-- begin --

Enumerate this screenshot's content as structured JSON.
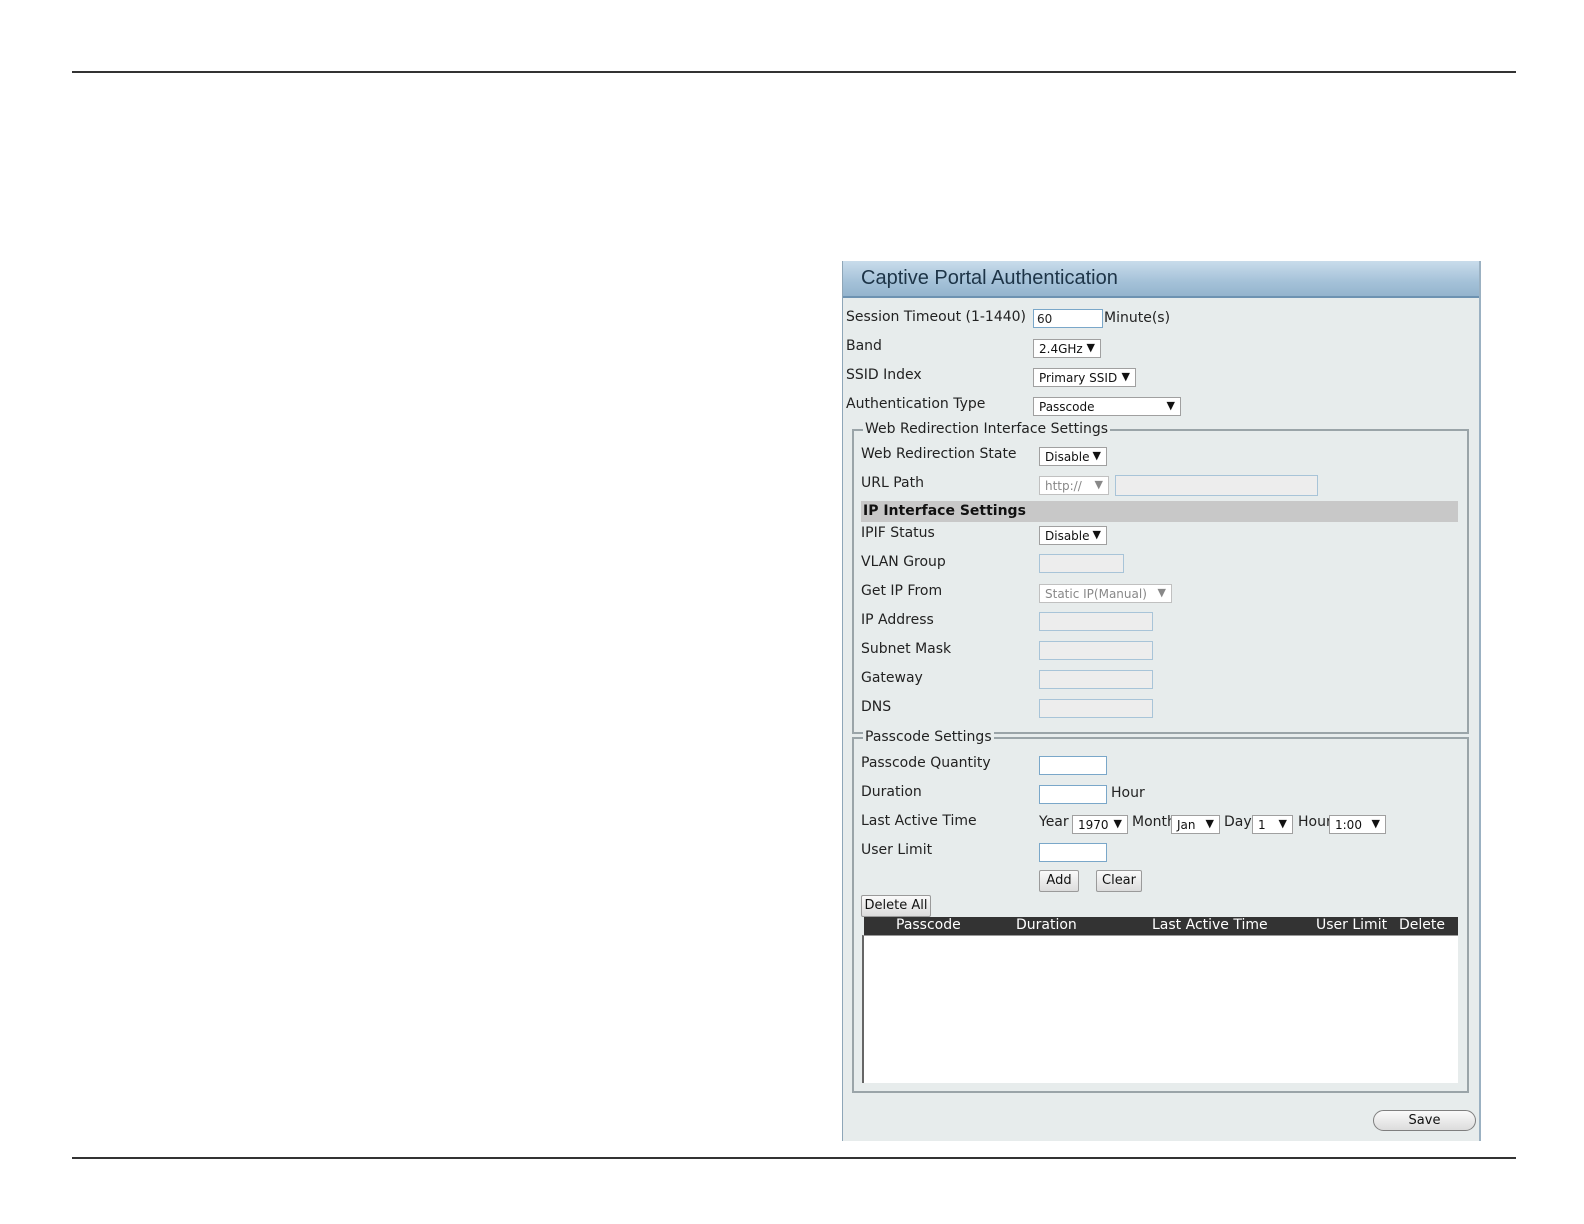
{
  "panel": {
    "title": "Captive Portal Authentication",
    "session_timeout": {
      "label": "Session Timeout (1-1440)",
      "value": "60",
      "unit": "Minute(s)"
    },
    "band": {
      "label": "Band",
      "value": "2.4GHz"
    },
    "ssid_index": {
      "label": "SSID Index",
      "value": "Primary SSID"
    },
    "auth_type": {
      "label": "Authentication Type",
      "value": "Passcode"
    }
  },
  "web_redirection": {
    "legend": "Web Redirection Interface Settings",
    "state": {
      "label": "Web Redirection State",
      "value": "Disable"
    },
    "url_path": {
      "label": "URL Path",
      "protocol": "http://",
      "value": ""
    }
  },
  "ip_interface": {
    "heading": "IP Interface Settings",
    "ipif_status": {
      "label": "IPIF Status",
      "value": "Disable"
    },
    "vlan_group": {
      "label": "VLAN Group",
      "value": ""
    },
    "get_ip_from": {
      "label": "Get IP From",
      "value": "Static IP(Manual)"
    },
    "ip_address": {
      "label": "IP Address",
      "value": ""
    },
    "subnet_mask": {
      "label": "Subnet Mask",
      "value": ""
    },
    "gateway": {
      "label": "Gateway",
      "value": ""
    },
    "dns": {
      "label": "DNS",
      "value": ""
    }
  },
  "passcode": {
    "legend": "Passcode Settings",
    "quantity": {
      "label": "Passcode Quantity",
      "value": ""
    },
    "duration": {
      "label": "Duration",
      "value": "",
      "unit": "Hour"
    },
    "last_active": {
      "label": "Last Active Time",
      "year_label": "Year",
      "year": "1970",
      "month_label": "Month",
      "month": "Jan",
      "day_label": "Day",
      "day": "1",
      "hour_label": "Hour",
      "hour": "1:00"
    },
    "user_limit": {
      "label": "User Limit",
      "value": ""
    },
    "add_label": "Add",
    "clear_label": "Clear",
    "delete_all_label": "Delete All",
    "table": {
      "columns": [
        "Passcode",
        "Duration",
        "Last Active Time",
        "User Limit",
        "Delete"
      ],
      "rows": []
    }
  },
  "save_label": "Save"
}
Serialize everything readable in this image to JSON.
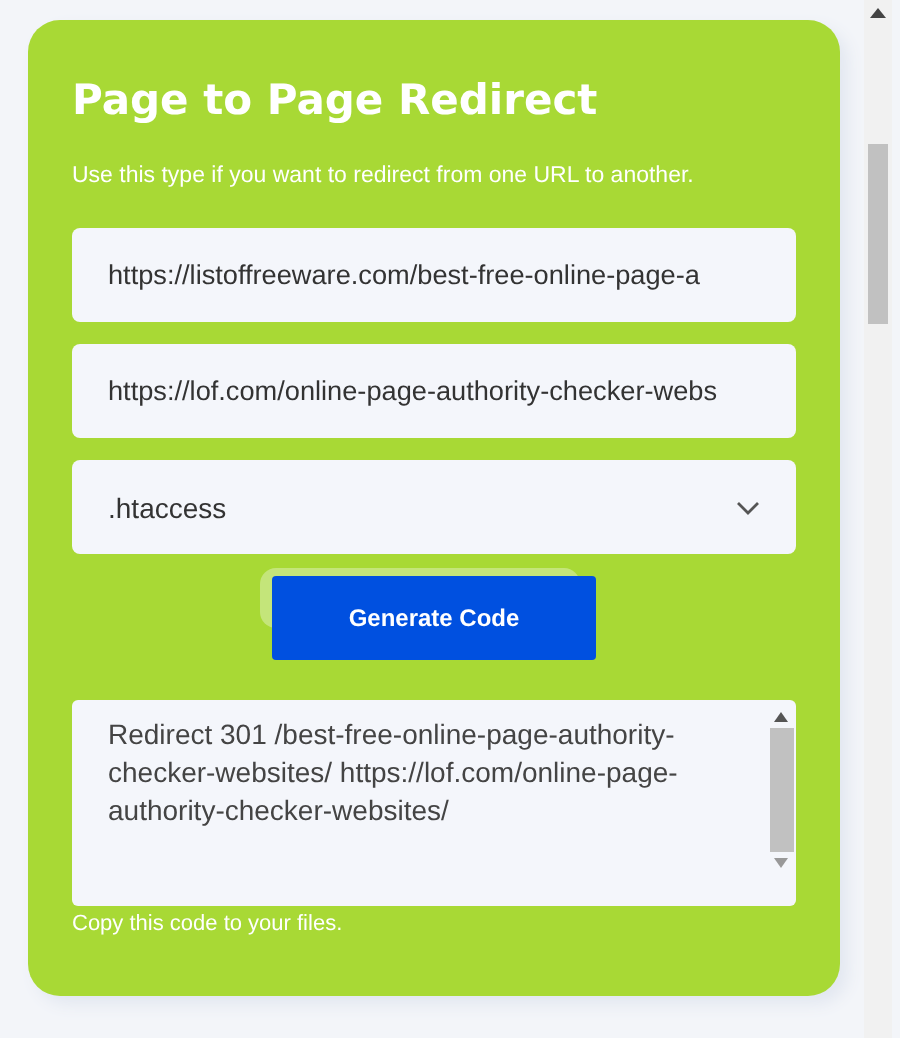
{
  "card": {
    "title": "Page to Page Redirect",
    "description": "Use this type if you want to redirect from one URL to another."
  },
  "fields": [
    {
      "kind": "input",
      "value": "https://listoffreeware.com/best-free-online-page-a"
    },
    {
      "kind": "input",
      "value": "https://lof.com/online-page-authority-checker-webs"
    },
    {
      "kind": "select",
      "value": ".htaccess"
    }
  ],
  "button": {
    "label": "Generate Code"
  },
  "output": {
    "value": "Redirect 301 /best-free-online-page-authority-checker-websites/ https://lof.com/online-page-authority-checker-websites/",
    "hint": "Copy this code to your files."
  }
}
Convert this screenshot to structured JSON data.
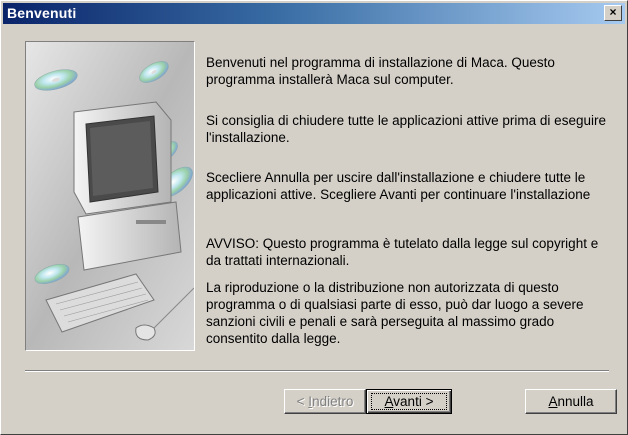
{
  "window": {
    "title": "Benvenuti",
    "close_label": "×"
  },
  "paragraphs": [
    "Benvenuti nel programma di installazione di Maca. Questo programma installerà Maca sul computer.",
    "Si consiglia di chiudere tutte le applicazioni attive prima di eseguire l'installazione.",
    "Scecliere Annulla per uscire dall'installazione e chiudere tutte le applicazioni attive. Scegliere Avanti per continuare l'installazione",
    "AVVISO: Questo programma è tutelato dalla legge sul copyright e da trattati internazionali.",
    "La riproduzione o la distribuzione non autorizzata di questo programma o di qualsiasi parte di esso, può dar luogo a severe sanzioni civili e penali e sarà perseguita al massimo grado consentito dalla legge."
  ],
  "buttons": {
    "back_prefix": "< ",
    "back_access": "I",
    "back_rest": "ndietro",
    "next_access": "A",
    "next_rest": "vanti >",
    "cancel_access": "A",
    "cancel_rest": "nnulla"
  },
  "illustration": {
    "icon": "computer-with-cds-icon"
  }
}
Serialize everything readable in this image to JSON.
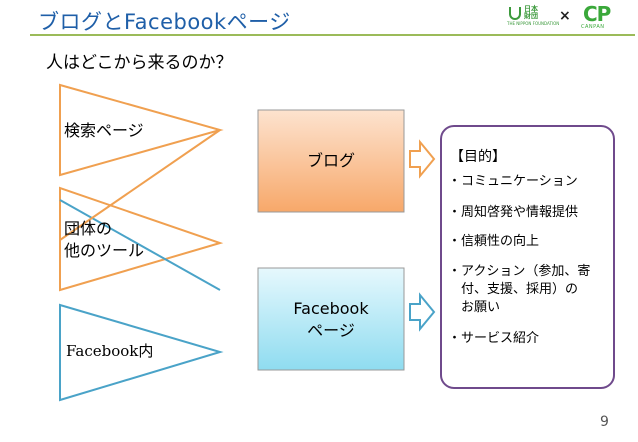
{
  "title": "ブログとFacebookページ",
  "subtitle": "人はどこから来るのか？",
  "logos": {
    "nippon_kanji": "日本財団",
    "nippon_en": "THE NIPPON FOUNDATION",
    "separator": "×",
    "canpan_mark": "CP",
    "canpan_text": "CANPAN"
  },
  "sources": [
    {
      "label": "検索ページ"
    },
    {
      "label": "団体の\n他のツール"
    },
    {
      "label": "Facebook内"
    }
  ],
  "targets": [
    {
      "label": "ブログ",
      "color": "#f7a86a"
    },
    {
      "label": "Facebook\nページ",
      "color": "#8fdcf0"
    }
  ],
  "purpose": {
    "heading": "【目的】",
    "items": [
      "・コミュニケーション",
      "・周知啓発や情報提供",
      "・信頼性の向上",
      "・アクション（参加、寄\n　付、支援、採用）の\n　お願い",
      "・サービス紹介"
    ]
  },
  "page_number": "9",
  "colors": {
    "title": "#1f5fa8",
    "rule": "#9bbb59",
    "orange_line": "#f0a050",
    "blue_line": "#4aa3c8",
    "purpose_border": "#6f4a8c"
  }
}
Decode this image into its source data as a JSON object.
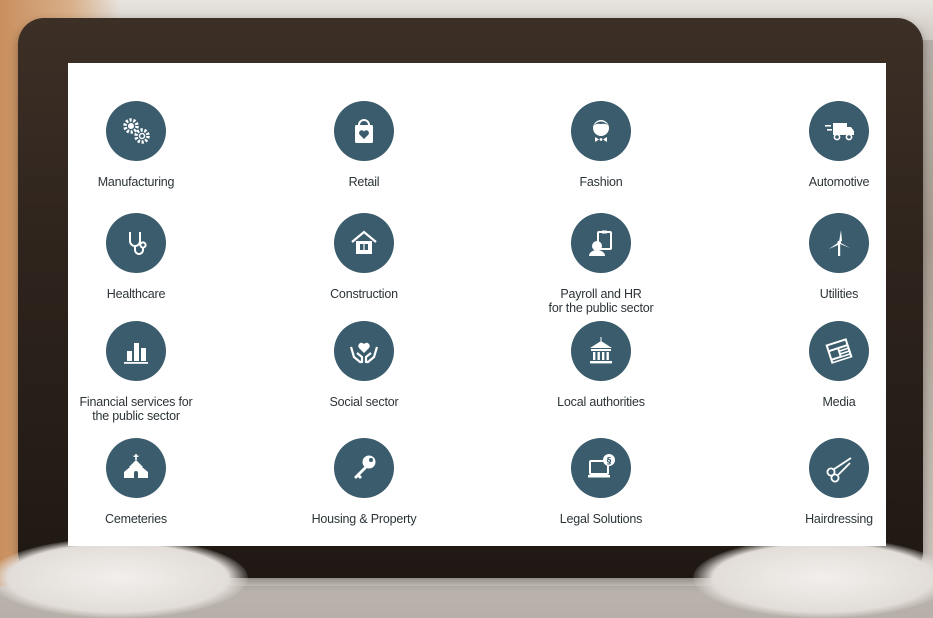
{
  "colors": {
    "icon_bg": "#3a5c6c",
    "icon_fg": "#ffffff",
    "label": "#2c3438"
  },
  "sectors": [
    {
      "label": "Manufacturing",
      "icon": "gears-icon"
    },
    {
      "label": "Retail",
      "icon": "shopping-bag-heart-icon"
    },
    {
      "label": "Fashion",
      "icon": "person-bowtie-icon"
    },
    {
      "label": "Automotive",
      "icon": "delivery-truck-icon"
    },
    {
      "label": "Healthcare",
      "icon": "stethoscope-icon"
    },
    {
      "label": "Construction",
      "icon": "house-icon"
    },
    {
      "label": "Payroll and HR",
      "label2": "for the public sector",
      "icon": "clipboard-person-icon"
    },
    {
      "label": "Utilities",
      "icon": "wind-turbine-icon"
    },
    {
      "label": "Financial services for",
      "label2": "the public sector",
      "icon": "bar-chart-icon"
    },
    {
      "label": "Social sector",
      "icon": "hands-heart-icon"
    },
    {
      "label": "Local authorities",
      "icon": "government-building-icon"
    },
    {
      "label": "Media",
      "icon": "newspaper-icon"
    },
    {
      "label": "Cemeteries",
      "icon": "chapel-icon"
    },
    {
      "label": "Housing & Property",
      "icon": "key-icon"
    },
    {
      "label": "Legal Solutions",
      "icon": "computer-paragraph-icon"
    },
    {
      "label": "Hairdressing",
      "icon": "scissors-icon"
    }
  ]
}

-- end --

Do this:
Reproduce each line of the entries in which the word "best" is found.

Correct result:
      "value": "https://listoffreeware.com/best-free-online-page-a"
    "value": "Redirect 301 /best-free-online-page-authority-checker-websites/ https://lof.com/online-page-authority-checker-websites/",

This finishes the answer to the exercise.